Problem statement: Show every line in the records below that contains the string "significance", copying each one in full.

Records from a collection
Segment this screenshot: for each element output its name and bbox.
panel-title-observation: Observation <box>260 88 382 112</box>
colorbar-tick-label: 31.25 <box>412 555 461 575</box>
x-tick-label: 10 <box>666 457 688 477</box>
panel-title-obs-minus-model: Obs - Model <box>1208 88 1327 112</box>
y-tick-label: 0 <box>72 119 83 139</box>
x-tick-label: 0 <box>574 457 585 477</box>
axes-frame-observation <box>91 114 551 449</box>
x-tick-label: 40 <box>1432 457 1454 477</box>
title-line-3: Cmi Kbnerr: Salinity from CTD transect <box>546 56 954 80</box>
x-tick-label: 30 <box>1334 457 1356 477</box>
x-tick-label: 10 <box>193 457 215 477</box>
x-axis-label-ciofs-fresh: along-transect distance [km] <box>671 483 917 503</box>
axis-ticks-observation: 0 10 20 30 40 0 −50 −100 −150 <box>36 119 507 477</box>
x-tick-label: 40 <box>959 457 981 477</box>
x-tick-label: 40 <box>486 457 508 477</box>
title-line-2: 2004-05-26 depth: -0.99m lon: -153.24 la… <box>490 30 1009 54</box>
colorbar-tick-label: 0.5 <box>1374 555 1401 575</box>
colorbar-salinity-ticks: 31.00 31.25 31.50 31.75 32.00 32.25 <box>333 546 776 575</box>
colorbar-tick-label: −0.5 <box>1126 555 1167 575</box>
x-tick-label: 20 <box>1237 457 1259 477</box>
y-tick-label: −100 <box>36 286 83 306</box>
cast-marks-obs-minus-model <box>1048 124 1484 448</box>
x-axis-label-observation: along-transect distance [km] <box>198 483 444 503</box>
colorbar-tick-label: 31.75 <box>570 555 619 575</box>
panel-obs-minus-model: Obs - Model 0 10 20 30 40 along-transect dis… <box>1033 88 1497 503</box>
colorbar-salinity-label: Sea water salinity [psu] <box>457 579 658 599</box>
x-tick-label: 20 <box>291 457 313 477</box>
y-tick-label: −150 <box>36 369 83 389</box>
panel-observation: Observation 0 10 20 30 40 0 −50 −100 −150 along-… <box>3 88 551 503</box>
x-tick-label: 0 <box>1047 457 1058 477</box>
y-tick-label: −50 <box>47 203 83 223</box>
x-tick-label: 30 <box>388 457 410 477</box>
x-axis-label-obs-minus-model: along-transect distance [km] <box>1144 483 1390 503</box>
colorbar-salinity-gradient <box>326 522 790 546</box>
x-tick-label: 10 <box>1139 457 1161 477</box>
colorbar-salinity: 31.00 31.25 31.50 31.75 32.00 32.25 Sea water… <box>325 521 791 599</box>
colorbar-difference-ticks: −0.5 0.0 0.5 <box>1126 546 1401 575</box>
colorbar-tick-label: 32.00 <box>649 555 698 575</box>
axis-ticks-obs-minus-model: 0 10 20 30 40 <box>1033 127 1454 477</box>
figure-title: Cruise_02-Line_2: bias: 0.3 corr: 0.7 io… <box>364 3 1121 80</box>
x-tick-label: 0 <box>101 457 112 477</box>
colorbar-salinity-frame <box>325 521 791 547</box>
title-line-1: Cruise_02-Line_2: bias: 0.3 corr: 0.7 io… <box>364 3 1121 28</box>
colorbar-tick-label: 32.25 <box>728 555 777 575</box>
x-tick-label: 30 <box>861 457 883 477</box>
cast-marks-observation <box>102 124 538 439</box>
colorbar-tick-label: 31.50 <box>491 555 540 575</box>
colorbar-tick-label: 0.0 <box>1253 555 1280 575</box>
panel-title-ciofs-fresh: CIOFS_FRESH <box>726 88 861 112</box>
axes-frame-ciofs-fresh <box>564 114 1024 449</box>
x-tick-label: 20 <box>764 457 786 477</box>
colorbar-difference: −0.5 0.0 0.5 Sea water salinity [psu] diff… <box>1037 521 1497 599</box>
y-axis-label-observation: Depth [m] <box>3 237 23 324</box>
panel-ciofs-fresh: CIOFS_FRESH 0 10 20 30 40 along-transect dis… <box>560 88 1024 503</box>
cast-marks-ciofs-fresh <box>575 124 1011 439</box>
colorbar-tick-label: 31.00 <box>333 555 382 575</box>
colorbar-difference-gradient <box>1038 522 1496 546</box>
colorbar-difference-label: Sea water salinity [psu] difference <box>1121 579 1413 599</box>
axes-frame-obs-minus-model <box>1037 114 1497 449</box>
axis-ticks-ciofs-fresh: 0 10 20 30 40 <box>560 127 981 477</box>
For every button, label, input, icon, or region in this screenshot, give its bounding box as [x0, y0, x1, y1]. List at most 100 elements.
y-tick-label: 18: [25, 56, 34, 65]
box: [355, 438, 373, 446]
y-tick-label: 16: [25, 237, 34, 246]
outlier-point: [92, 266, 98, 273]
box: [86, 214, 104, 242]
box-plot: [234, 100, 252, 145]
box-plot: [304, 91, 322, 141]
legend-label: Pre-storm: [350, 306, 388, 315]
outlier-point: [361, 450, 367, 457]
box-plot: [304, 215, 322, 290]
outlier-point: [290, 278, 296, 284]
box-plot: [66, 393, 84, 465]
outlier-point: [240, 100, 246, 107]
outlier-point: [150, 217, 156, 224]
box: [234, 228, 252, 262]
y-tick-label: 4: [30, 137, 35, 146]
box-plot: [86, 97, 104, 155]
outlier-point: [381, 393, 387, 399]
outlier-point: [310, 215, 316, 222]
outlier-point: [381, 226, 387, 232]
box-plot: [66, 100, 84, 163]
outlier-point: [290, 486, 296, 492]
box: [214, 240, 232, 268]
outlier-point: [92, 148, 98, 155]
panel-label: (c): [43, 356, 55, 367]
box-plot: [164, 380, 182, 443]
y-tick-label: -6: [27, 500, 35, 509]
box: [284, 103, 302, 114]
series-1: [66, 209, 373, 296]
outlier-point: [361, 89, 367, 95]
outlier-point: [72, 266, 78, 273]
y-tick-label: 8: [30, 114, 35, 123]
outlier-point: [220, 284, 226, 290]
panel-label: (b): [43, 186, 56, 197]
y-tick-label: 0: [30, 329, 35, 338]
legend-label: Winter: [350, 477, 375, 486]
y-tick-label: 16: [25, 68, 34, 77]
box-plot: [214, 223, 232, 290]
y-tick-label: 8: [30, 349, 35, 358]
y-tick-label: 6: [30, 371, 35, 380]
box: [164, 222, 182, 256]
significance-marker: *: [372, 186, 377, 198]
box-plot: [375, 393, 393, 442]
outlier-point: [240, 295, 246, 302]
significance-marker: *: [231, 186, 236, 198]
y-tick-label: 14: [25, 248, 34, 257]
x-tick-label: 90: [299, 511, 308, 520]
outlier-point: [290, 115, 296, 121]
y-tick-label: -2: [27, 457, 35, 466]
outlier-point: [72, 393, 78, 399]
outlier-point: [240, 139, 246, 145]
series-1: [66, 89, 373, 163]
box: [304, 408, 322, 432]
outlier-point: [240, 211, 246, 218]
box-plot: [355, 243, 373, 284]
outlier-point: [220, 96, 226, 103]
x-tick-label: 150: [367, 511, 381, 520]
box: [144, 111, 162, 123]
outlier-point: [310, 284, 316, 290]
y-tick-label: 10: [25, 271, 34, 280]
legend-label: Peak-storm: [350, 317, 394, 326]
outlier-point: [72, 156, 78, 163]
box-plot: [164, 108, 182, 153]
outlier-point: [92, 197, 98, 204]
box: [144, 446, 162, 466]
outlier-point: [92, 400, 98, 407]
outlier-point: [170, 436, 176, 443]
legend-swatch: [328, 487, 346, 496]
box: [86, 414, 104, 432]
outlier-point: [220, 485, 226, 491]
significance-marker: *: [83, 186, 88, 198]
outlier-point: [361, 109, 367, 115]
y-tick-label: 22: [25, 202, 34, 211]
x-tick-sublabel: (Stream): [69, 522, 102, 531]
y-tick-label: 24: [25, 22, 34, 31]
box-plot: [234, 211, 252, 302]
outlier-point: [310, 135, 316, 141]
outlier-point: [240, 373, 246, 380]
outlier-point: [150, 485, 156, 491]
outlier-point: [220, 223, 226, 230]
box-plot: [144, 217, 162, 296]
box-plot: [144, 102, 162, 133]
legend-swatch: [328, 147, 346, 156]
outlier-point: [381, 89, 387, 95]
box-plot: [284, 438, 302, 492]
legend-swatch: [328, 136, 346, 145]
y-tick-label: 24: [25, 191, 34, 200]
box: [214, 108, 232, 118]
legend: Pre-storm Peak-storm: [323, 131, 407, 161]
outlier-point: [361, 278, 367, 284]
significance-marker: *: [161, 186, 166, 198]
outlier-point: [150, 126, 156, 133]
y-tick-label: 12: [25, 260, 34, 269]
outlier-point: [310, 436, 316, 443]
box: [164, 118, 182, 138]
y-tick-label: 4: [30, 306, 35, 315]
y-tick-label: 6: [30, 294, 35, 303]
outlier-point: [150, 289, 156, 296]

Written reply:
significance-marker: *: [372, 186, 377, 198]
significance-marker: *: [231, 186, 236, 198]
significance-marker: *: [83, 186, 88, 198]
significance-marker: *: [161, 186, 166, 198]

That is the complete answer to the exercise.